PASSAGE GIVEN:
Skip to content

Instantly share code, notes, and snippets.

@wecing
Created September 6, 2012 00:59
Show Gist options
  • Save wecing/3649216 to your computer and use it in GitHub Desktop.
Save wecing/3649216 to your computer and use it in GitHub Desktop.
Tools & Data

Tools

(You could read the "line", "shell", and "regular expression" parts later.)

~/bin

You could create a folder at anywhere (better if under your home directory) with any name you like (usually "bin") to create your own shell commands. After creating the folder, add this line to ~/.profile.local(create it if it doesn't exist) :

PATH=$PATH:~/bin

Then put your own scripts to the folder (~/bin here) and after logging out and re-logging in, you would be able to run any commands under the folder from anywhere.

Similarly, you could use "decatur-pipeline" anywhere (but not "/path/to/decatur/pipeline/decatur-pipeline") once you put this line to your ~/.profile.local:

PATH=$PATH:/path/to/decatur/pipeline

The two lines I show you are in fact appending some paths to the PATH environment variable; so they have the same meaning as:

PATH=$PATH:~/bin:/path/to/decatur/pipeline

And similarly, for SRILM:

PATH=$PATH:/g/ssli/software/pkgs/SRILM-devel/bin
PATH=$PATH:/g/ssli/software/pkgs/SRILM-devel/bin/i686-m64
decatur

You could put these two scripts under ~/bin:

cn-decatur:

#!/bin/bash
SEG=stanford

if [ $# -eq 1 ]; then
	SEG=$1
elif [ $# -gt 1 ]; then
	echo "Usage: $0 [segmenter] < infile > outfile"
	exit
fi

decatur-pipeline --language zh --mode mt --segmenter $SEG

en-decatur:

#!/bin/bash
decatur-pipeline --language en --mode mt

Then you would be able to run something like "cn-decatur < input.txt > output.txt" or "cn-decatur ldc < input.txt > output.txt" to use decatur to process the file input.txt and write the processed file to output.txt.

THE PROBLEM:
Print, word for word, the stretch of the shell setup notes that opens with the line containing "You could create" and closes with "folder from anywhere.".

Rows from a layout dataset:
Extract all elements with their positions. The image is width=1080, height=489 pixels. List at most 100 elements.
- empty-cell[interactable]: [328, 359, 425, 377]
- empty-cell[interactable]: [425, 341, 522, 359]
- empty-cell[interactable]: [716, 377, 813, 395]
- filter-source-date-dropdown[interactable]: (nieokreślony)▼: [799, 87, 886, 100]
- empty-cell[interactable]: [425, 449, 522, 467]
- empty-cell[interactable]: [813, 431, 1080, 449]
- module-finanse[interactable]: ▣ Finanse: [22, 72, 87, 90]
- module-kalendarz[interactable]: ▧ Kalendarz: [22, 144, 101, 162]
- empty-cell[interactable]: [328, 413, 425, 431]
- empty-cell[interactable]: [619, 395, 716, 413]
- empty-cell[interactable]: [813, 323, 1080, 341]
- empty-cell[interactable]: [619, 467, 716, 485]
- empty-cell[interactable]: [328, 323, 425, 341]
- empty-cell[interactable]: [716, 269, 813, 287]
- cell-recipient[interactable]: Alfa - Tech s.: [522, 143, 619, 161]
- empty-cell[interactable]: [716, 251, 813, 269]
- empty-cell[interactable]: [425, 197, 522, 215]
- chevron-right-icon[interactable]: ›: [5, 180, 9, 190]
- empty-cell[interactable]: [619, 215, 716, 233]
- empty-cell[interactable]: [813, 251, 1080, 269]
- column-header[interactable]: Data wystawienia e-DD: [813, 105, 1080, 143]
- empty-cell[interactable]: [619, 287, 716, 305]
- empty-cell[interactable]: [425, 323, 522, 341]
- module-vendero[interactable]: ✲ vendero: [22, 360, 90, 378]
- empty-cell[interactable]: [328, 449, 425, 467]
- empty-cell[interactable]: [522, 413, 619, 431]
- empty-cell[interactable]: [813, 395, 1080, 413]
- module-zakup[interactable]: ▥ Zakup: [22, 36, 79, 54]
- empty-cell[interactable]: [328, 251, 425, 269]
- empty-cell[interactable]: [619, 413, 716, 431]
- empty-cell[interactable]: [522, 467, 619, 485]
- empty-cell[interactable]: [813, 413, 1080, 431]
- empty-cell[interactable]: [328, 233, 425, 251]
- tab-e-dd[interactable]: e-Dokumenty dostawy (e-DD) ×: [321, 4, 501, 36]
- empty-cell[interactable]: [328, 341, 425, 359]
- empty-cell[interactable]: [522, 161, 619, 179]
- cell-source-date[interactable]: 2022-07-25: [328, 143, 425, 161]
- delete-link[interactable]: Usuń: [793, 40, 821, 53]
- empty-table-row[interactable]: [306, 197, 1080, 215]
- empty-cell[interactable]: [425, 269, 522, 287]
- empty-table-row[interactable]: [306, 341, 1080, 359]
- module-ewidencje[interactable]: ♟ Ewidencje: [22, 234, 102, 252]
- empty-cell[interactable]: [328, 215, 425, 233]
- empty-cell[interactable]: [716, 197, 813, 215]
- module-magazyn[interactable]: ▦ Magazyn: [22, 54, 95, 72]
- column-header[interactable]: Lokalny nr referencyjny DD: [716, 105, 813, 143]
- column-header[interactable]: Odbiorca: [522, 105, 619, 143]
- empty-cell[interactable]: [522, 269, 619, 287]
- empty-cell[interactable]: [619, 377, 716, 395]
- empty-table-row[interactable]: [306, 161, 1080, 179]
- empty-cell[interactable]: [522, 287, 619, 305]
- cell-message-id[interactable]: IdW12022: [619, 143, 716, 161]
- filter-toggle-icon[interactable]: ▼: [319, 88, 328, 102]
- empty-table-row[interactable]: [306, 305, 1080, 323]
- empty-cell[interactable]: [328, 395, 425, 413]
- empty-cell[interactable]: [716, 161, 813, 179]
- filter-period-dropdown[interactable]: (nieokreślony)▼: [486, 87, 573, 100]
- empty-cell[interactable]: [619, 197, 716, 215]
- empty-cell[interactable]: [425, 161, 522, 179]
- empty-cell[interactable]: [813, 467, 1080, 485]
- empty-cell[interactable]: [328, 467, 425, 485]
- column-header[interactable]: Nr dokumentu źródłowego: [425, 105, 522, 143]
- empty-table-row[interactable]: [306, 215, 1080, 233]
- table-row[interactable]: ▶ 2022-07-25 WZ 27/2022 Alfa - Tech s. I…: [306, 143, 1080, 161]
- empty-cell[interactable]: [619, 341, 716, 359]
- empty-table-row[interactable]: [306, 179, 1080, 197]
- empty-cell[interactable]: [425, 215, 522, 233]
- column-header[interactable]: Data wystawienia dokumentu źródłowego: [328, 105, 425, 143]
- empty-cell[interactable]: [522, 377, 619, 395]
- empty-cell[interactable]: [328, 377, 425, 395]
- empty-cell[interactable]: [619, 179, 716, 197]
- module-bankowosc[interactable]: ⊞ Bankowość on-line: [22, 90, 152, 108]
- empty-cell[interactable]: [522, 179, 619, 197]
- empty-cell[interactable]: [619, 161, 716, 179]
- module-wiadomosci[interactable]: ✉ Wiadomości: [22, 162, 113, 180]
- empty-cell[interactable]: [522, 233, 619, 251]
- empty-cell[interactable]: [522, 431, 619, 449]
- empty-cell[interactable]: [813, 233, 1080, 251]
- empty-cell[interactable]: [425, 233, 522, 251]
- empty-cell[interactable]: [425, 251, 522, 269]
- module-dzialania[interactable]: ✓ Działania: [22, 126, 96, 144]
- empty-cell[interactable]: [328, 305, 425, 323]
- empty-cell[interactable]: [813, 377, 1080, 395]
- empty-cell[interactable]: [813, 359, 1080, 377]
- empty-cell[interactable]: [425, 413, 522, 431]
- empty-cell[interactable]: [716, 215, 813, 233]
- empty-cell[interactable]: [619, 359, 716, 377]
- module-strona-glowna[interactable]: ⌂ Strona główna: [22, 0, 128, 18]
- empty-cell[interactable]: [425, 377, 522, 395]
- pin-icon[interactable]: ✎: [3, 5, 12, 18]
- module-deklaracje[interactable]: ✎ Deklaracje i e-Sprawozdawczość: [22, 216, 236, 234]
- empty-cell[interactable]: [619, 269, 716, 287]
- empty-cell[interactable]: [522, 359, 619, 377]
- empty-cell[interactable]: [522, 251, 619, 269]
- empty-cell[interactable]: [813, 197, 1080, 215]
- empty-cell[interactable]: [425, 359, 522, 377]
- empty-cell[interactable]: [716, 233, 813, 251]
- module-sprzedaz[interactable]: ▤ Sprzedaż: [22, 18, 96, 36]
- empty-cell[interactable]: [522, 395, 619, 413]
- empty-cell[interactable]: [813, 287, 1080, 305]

OUTPUT FOR THIS EXERCISE:
You could create a folder at anywhere (better if under your home directory) with any name you like (usually "bin") to create your own shell commands. After creating the folder, add this line to ~/.profile.local(create it if it doesn't exist) :

PATH=$PATH:~/bin

Then put your own scripts to the folder (~/bin here) and after logging out and re-logging in, you would be able to run any commands under the folder from anywhere.